### Dataset records on visual material

____________________

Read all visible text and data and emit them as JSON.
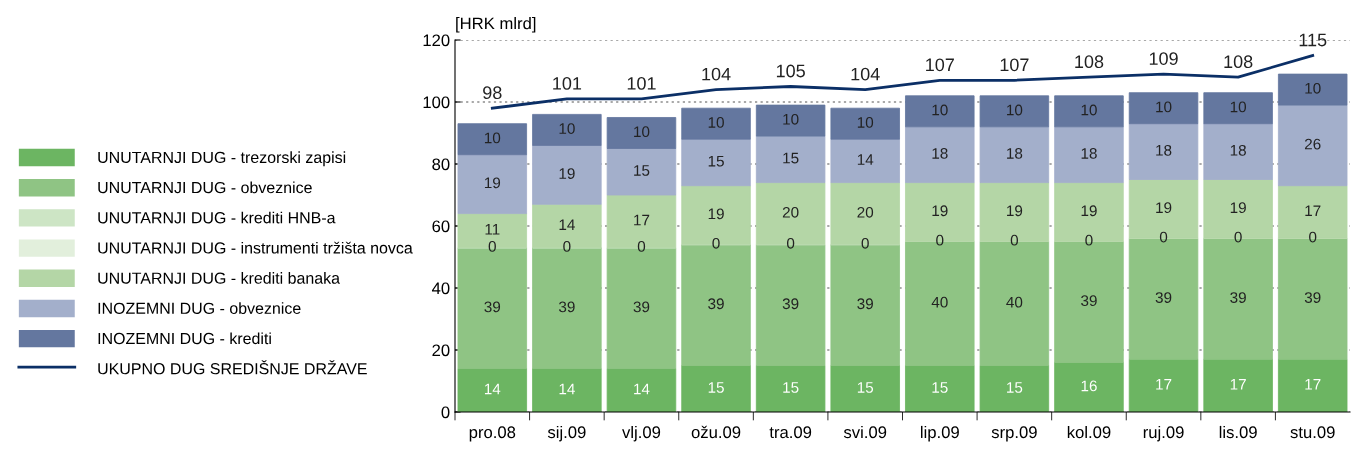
{
  "chart_data": {
    "type": "bar",
    "stacked": true,
    "ylabel": "[HRK mlrd]",
    "categories": [
      "pro.08",
      "sij.09",
      "vlj.09",
      "ožu.09",
      "tra.09",
      "svi.09",
      "lip.09",
      "srp.09",
      "kol.09",
      "ruj.09",
      "lis.09",
      "stu.09"
    ],
    "ylim": [
      0,
      120
    ],
    "yticks": [
      0,
      20,
      40,
      60,
      80,
      100,
      120
    ],
    "grid": "y",
    "legend": "left",
    "series": [
      {
        "name": "UNUTARNJI DUG - trezorski zapisi",
        "color": "#6cb562",
        "values": [
          14,
          14,
          14,
          15,
          15,
          15,
          15,
          15,
          16,
          17,
          17,
          17
        ],
        "value_labels": [
          "14",
          "14",
          "14",
          "15",
          "15",
          "15",
          "15",
          "15",
          "16",
          "17",
          "17",
          "17"
        ]
      },
      {
        "name": "UNUTARNJI DUG - obveznice",
        "color": "#8fc484",
        "values": [
          39,
          39,
          39,
          39,
          39,
          39,
          40,
          40,
          39,
          39,
          39,
          39
        ],
        "value_labels": [
          "39",
          "39",
          "39",
          "39",
          "39",
          "39",
          "40",
          "40",
          "39",
          "39",
          "39",
          "39"
        ]
      },
      {
        "name": "UNUTARNJI DUG - krediti HNB-a",
        "color": "#cde5c5",
        "values": [
          0,
          0,
          0,
          0,
          0,
          0,
          0,
          0,
          0,
          0,
          0,
          0
        ],
        "value_labels": [
          "0",
          "0",
          "0",
          "0",
          "0",
          "0",
          "0",
          "0",
          "0",
          "0",
          "0",
          "0"
        ]
      },
      {
        "name": "UNUTARNJI DUG - instrumenti tržišta novca",
        "color": "#e2efdc",
        "values": [
          0,
          0,
          0,
          0,
          0,
          0,
          0,
          0,
          0,
          0,
          0,
          0
        ]
      },
      {
        "name": "UNUTARNJI DUG - krediti banaka",
        "color": "#b4d6a6",
        "values": [
          11,
          14,
          17,
          19,
          20,
          20,
          19,
          19,
          19,
          19,
          19,
          17
        ],
        "value_labels": [
          "11",
          "14",
          "17",
          "19",
          "20",
          "20",
          "19",
          "19",
          "19",
          "19",
          "19",
          "17"
        ]
      },
      {
        "name": "INOZEMNI DUG - obveznice",
        "color": "#a3afcb",
        "values": [
          19,
          19,
          15,
          15,
          15,
          14,
          18,
          18,
          18,
          18,
          18,
          26
        ],
        "value_labels": [
          "19",
          "19",
          "15",
          "15",
          "15",
          "14",
          "18",
          "18",
          "18",
          "18",
          "18",
          "26"
        ]
      },
      {
        "name": "INOZEMNI DUG - krediti",
        "color": "#64779f",
        "values": [
          10,
          10,
          10,
          10,
          10,
          10,
          10,
          10,
          10,
          10,
          10,
          10
        ],
        "value_labels": [
          "10",
          "10",
          "10",
          "10",
          "10",
          "10",
          "10",
          "10",
          "10",
          "10",
          "10",
          "10"
        ]
      },
      {
        "name": "UKUPNO DUG SREDIŠNJE DRŽAVE",
        "type": "line",
        "color": "#0b2f66",
        "values": [
          98,
          101,
          101,
          104,
          105,
          104,
          107,
          107,
          108,
          109,
          108,
          115
        ],
        "value_labels": [
          "98",
          "101",
          "101",
          "104",
          "105",
          "104",
          "107",
          "107",
          "108",
          "109",
          "108",
          "115"
        ]
      }
    ]
  }
}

____________________

Give back the entries verbatim. Do not include any picture.

Read all visible text and data and emit them as JSON.
{
  "chart_data": {
    "type": "bar",
    "stacked": true,
    "ylabel": "[HRK mlrd]",
    "categories": [
      "pro.08",
      "sij.09",
      "vlj.09",
      "ožu.09",
      "tra.09",
      "svi.09",
      "lip.09",
      "srp.09",
      "kol.09",
      "ruj.09",
      "lis.09",
      "stu.09"
    ],
    "ylim": [
      0,
      120
    ],
    "yticks": [
      0,
      20,
      40,
      60,
      80,
      100,
      120
    ],
    "grid": "y",
    "legend": "left",
    "series": [
      {
        "name": "UNUTARNJI DUG - trezorski zapisi",
        "color": "#6cb562",
        "values": [
          14,
          14,
          14,
          15,
          15,
          15,
          15,
          15,
          16,
          17,
          17,
          17
        ],
        "value_labels": [
          "14",
          "14",
          "14",
          "15",
          "15",
          "15",
          "15",
          "15",
          "16",
          "17",
          "17",
          "17"
        ]
      },
      {
        "name": "UNUTARNJI DUG - obveznice",
        "color": "#8fc484",
        "values": [
          39,
          39,
          39,
          39,
          39,
          39,
          40,
          40,
          39,
          39,
          39,
          39
        ],
        "value_labels": [
          "39",
          "39",
          "39",
          "39",
          "39",
          "39",
          "40",
          "40",
          "39",
          "39",
          "39",
          "39"
        ]
      },
      {
        "name": "UNUTARNJI DUG - krediti HNB-a",
        "color": "#cde5c5",
        "values": [
          0,
          0,
          0,
          0,
          0,
          0,
          0,
          0,
          0,
          0,
          0,
          0
        ],
        "value_labels": [
          "0",
          "0",
          "0",
          "0",
          "0",
          "0",
          "0",
          "0",
          "0",
          "0",
          "0",
          "0"
        ]
      },
      {
        "name": "UNUTARNJI DUG - instrumenti tržišta novca",
        "color": "#e2efdc",
        "values": [
          0,
          0,
          0,
          0,
          0,
          0,
          0,
          0,
          0,
          0,
          0,
          0
        ]
      },
      {
        "name": "UNUTARNJI DUG - krediti banaka",
        "color": "#b4d6a6",
        "values": [
          11,
          14,
          17,
          19,
          20,
          20,
          19,
          19,
          19,
          19,
          19,
          17
        ],
        "value_labels": [
          "11",
          "14",
          "17",
          "19",
          "20",
          "20",
          "19",
          "19",
          "19",
          "19",
          "19",
          "17"
        ]
      },
      {
        "name": "INOZEMNI DUG - obveznice",
        "color": "#a3afcb",
        "values": [
          19,
          19,
          15,
          15,
          15,
          14,
          18,
          18,
          18,
          18,
          18,
          26
        ],
        "value_labels": [
          "19",
          "19",
          "15",
          "15",
          "15",
          "14",
          "18",
          "18",
          "18",
          "18",
          "18",
          "26"
        ]
      },
      {
        "name": "INOZEMNI DUG - krediti",
        "color": "#64779f",
        "values": [
          10,
          10,
          10,
          10,
          10,
          10,
          10,
          10,
          10,
          10,
          10,
          10
        ],
        "value_labels": [
          "10",
          "10",
          "10",
          "10",
          "10",
          "10",
          "10",
          "10",
          "10",
          "10",
          "10",
          "10"
        ]
      },
      {
        "name": "UKUPNO DUG SREDIŠNJE DRŽAVE",
        "type": "line",
        "color": "#0b2f66",
        "values": [
          98,
          101,
          101,
          104,
          105,
          104,
          107,
          107,
          108,
          109,
          108,
          115
        ],
        "value_labels": [
          "98",
          "101",
          "101",
          "104",
          "105",
          "104",
          "107",
          "107",
          "108",
          "109",
          "108",
          "115"
        ]
      }
    ]
  }
}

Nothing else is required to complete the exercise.